▸ **Given exercise**
List the lines of this listing that hold the word "color".

▸ **Saved data entries**
******

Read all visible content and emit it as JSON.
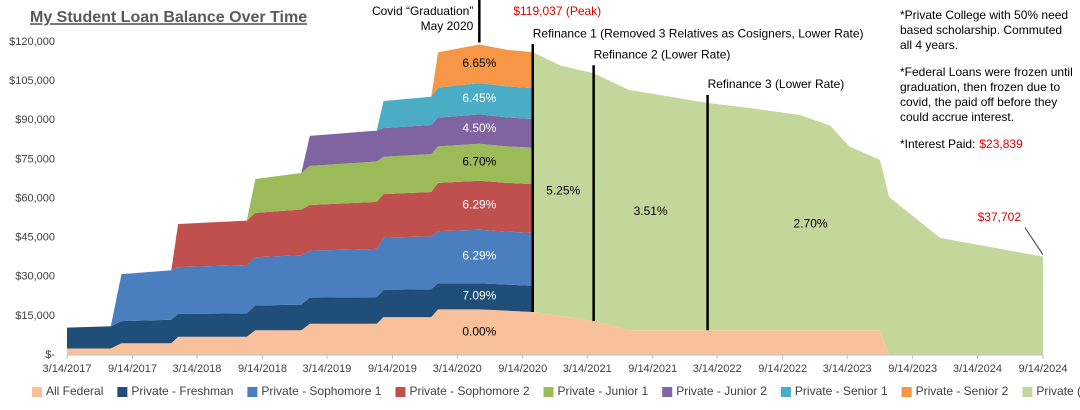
{
  "chart_data": {
    "type": "stacked-area",
    "title": "My Student Loan Balance Over Time",
    "x": [
      "2017-03-14",
      "2017-07-15",
      "2017-08-14",
      "2018-01-01",
      "2018-01-20",
      "2018-08-01",
      "2018-08-25",
      "2019-01-01",
      "2019-01-25",
      "2019-08-01",
      "2019-08-20",
      "2020-01-01",
      "2020-01-20",
      "2020-05-15",
      "2020-08-01",
      "2020-10-10",
      "2020-10-12",
      "2020-12-28",
      "2021-04-01",
      "2021-07-10",
      "2021-10-05",
      "2022-02-15",
      "2022-06-14",
      "2022-11-01",
      "2023-01-25",
      "2023-03-20",
      "2023-06-14",
      "2023-07-10",
      "2023-11-30",
      "2024-09-14"
    ],
    "xlim": [
      "2017-03-14",
      "2024-09-14"
    ],
    "xticks": [
      {
        "value": "2017-03-14",
        "label": "3/14/2017"
      },
      {
        "value": "2017-09-14",
        "label": "9/14/2017"
      },
      {
        "value": "2018-03-14",
        "label": "3/14/2018"
      },
      {
        "value": "2018-09-14",
        "label": "9/14/2018"
      },
      {
        "value": "2019-03-14",
        "label": "3/14/2019"
      },
      {
        "value": "2019-09-14",
        "label": "9/14/2019"
      },
      {
        "value": "2020-03-14",
        "label": "3/14/2020"
      },
      {
        "value": "2020-09-14",
        "label": "9/14/2020"
      },
      {
        "value": "2021-03-14",
        "label": "3/14/2021"
      },
      {
        "value": "2021-09-14",
        "label": "9/14/2021"
      },
      {
        "value": "2022-03-14",
        "label": "3/14/2022"
      },
      {
        "value": "2022-09-14",
        "label": "9/14/2022"
      },
      {
        "value": "2023-03-14",
        "label": "3/14/2023"
      },
      {
        "value": "2023-09-14",
        "label": "9/14/2023"
      },
      {
        "value": "2024-03-14",
        "label": "3/14/2024"
      },
      {
        "value": "2024-09-14",
        "label": "9/14/2024"
      }
    ],
    "ylim": [
      0,
      120000
    ],
    "yticks": [
      {
        "value": 0,
        "label": "$-"
      },
      {
        "value": 15000,
        "label": "$15,000"
      },
      {
        "value": 30000,
        "label": "$30,000"
      },
      {
        "value": 45000,
        "label": "$45,000"
      },
      {
        "value": 60000,
        "label": "$60,000"
      },
      {
        "value": 75000,
        "label": "$75,000"
      },
      {
        "value": 90000,
        "label": "$90,000"
      },
      {
        "value": 105000,
        "label": "$105,000"
      },
      {
        "value": 120000,
        "label": "$120,000"
      }
    ],
    "grid": false,
    "legend": "bottom",
    "series": [
      {
        "name": "All Federal",
        "color": "#f8c09b",
        "rate": "0.00%",
        "values": [
          2500,
          2500,
          4500,
          4500,
          7000,
          7000,
          9500,
          9500,
          12000,
          12000,
          14500,
          14500,
          17500,
          17500,
          17000,
          16500,
          16500,
          15000,
          13000,
          9500,
          9500,
          9500,
          9500,
          9500,
          9500,
          9500,
          9500,
          0,
          0,
          0
        ]
      },
      {
        "name": "Private - Freshman",
        "color": "#1f4e79",
        "rate": "7.09%",
        "values": [
          8000,
          8500,
          8500,
          9000,
          8700,
          9000,
          9500,
          9800,
          10000,
          10200,
          10500,
          10700,
          10000,
          10000,
          10000,
          10000,
          0,
          0,
          0,
          0,
          0,
          0,
          0,
          0,
          0,
          0,
          0,
          0,
          0,
          0
        ]
      },
      {
        "name": "Private - Sophomore 1",
        "color": "#4a7ebf",
        "rate": "6.29%",
        "values": [
          0,
          0,
          18000,
          19000,
          18000,
          18500,
          18500,
          19000,
          18000,
          18500,
          20000,
          20300,
          20000,
          20500,
          20300,
          20300,
          0,
          0,
          0,
          0,
          0,
          0,
          0,
          0,
          0,
          0,
          0,
          0,
          0,
          0
        ]
      },
      {
        "name": "Private - Sophomore 2",
        "color": "#c0504d",
        "rate": "6.29%",
        "values": [
          0,
          0,
          0,
          0,
          16500,
          17000,
          17000,
          17500,
          17500,
          18000,
          16700,
          17000,
          18500,
          18800,
          18700,
          18700,
          0,
          0,
          0,
          0,
          0,
          0,
          0,
          0,
          0,
          0,
          0,
          0,
          0,
          0
        ]
      },
      {
        "name": "Private - Junior 1",
        "color": "#9bbb59",
        "rate": "6.70%",
        "values": [
          0,
          0,
          0,
          0,
          0,
          0,
          13000,
          14000,
          15000,
          15500,
          14300,
          14500,
          14000,
          14200,
          14000,
          14000,
          0,
          0,
          0,
          0,
          0,
          0,
          0,
          0,
          0,
          0,
          0,
          0,
          0,
          0
        ]
      },
      {
        "name": "Private - Junior 2",
        "color": "#8064a2",
        "rate": "4.50%",
        "values": [
          0,
          0,
          0,
          0,
          0,
          0,
          0,
          0,
          11500,
          11800,
          11000,
          11200,
          11000,
          11237,
          11100,
          11000,
          0,
          0,
          0,
          0,
          0,
          0,
          0,
          0,
          0,
          0,
          0,
          0,
          0,
          0
        ]
      },
      {
        "name": "Private - Senior 1",
        "color": "#4bacc6",
        "rate": "6.45%",
        "values": [
          0,
          0,
          0,
          0,
          0,
          0,
          0,
          0,
          0,
          0,
          10400,
          10800,
          11500,
          12000,
          11900,
          11800,
          0,
          0,
          0,
          0,
          0,
          0,
          0,
          0,
          0,
          0,
          0,
          0,
          0,
          0
        ]
      },
      {
        "name": "Private - Senior 2",
        "color": "#f79646",
        "rate": "6.65%",
        "values": [
          0,
          0,
          0,
          0,
          0,
          0,
          0,
          0,
          0,
          0,
          0,
          0,
          13500,
          14800,
          14000,
          13800,
          0,
          0,
          0,
          0,
          0,
          0,
          0,
          0,
          0,
          0,
          0,
          0,
          0,
          0
        ]
      },
      {
        "name": "Private (Refinanced)",
        "color": "#c4d79b",
        "values": [
          0,
          0,
          0,
          0,
          0,
          0,
          0,
          0,
          0,
          0,
          0,
          0,
          0,
          0,
          0,
          0,
          99600,
          96000,
          95000,
          92100,
          90200,
          87100,
          85200,
          82500,
          78500,
          70500,
          65300,
          60600,
          44900,
          37702
        ],
        "value_labels": [
          null,
          null,
          null,
          null,
          null,
          null,
          null,
          null,
          null,
          null,
          null,
          null,
          null,
          null,
          null,
          null,
          null,
          null,
          null,
          null,
          null,
          null,
          null,
          null,
          null,
          null,
          null,
          null,
          null,
          "$37,702"
        ]
      }
    ],
    "covid": {
      "lines": [
        "Covid “Graduation”",
        "May 2020"
      ],
      "x": "2020-05-15",
      "peak_label": "$119,037 (Peak)"
    },
    "refinances": [
      {
        "label": "Refinance 1 (Removed 3 Relatives as Cosigners, Lower Rate)",
        "x": "2020-10-12",
        "rate": "5.25%"
      },
      {
        "label": "Refinance 2 (Lower Rate)",
        "x": "2021-04-01",
        "rate": "3.51%"
      },
      {
        "label": "Refinance 3 (Lower Rate)",
        "x": "2022-02-15",
        "rate": "2.70%"
      }
    ],
    "notes": [
      {
        "lines": [
          "*Private College with 50% need",
          "based scholarship. Commuted",
          "all 4 years."
        ]
      },
      {
        "lines": [
          "*Federal Loans were frozen until",
          "graduation, then frozen due to",
          "covid, the paid off before they",
          "could accrue interest."
        ]
      }
    ],
    "interest_paid": {
      "label": "*Interest Paid:",
      "value": "$23,839"
    }
  }
}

******

▸ **Worked solution**
        "color": "#f8c09b",
        "color": "#1f4e79",
        "color": "#4a7ebf",
        "color": "#c0504d",
        "color": "#9bbb59",
        "color": "#8064a2",
        "color": "#4bacc6",
        "color": "#f79646",
        "color": "#c4d79b",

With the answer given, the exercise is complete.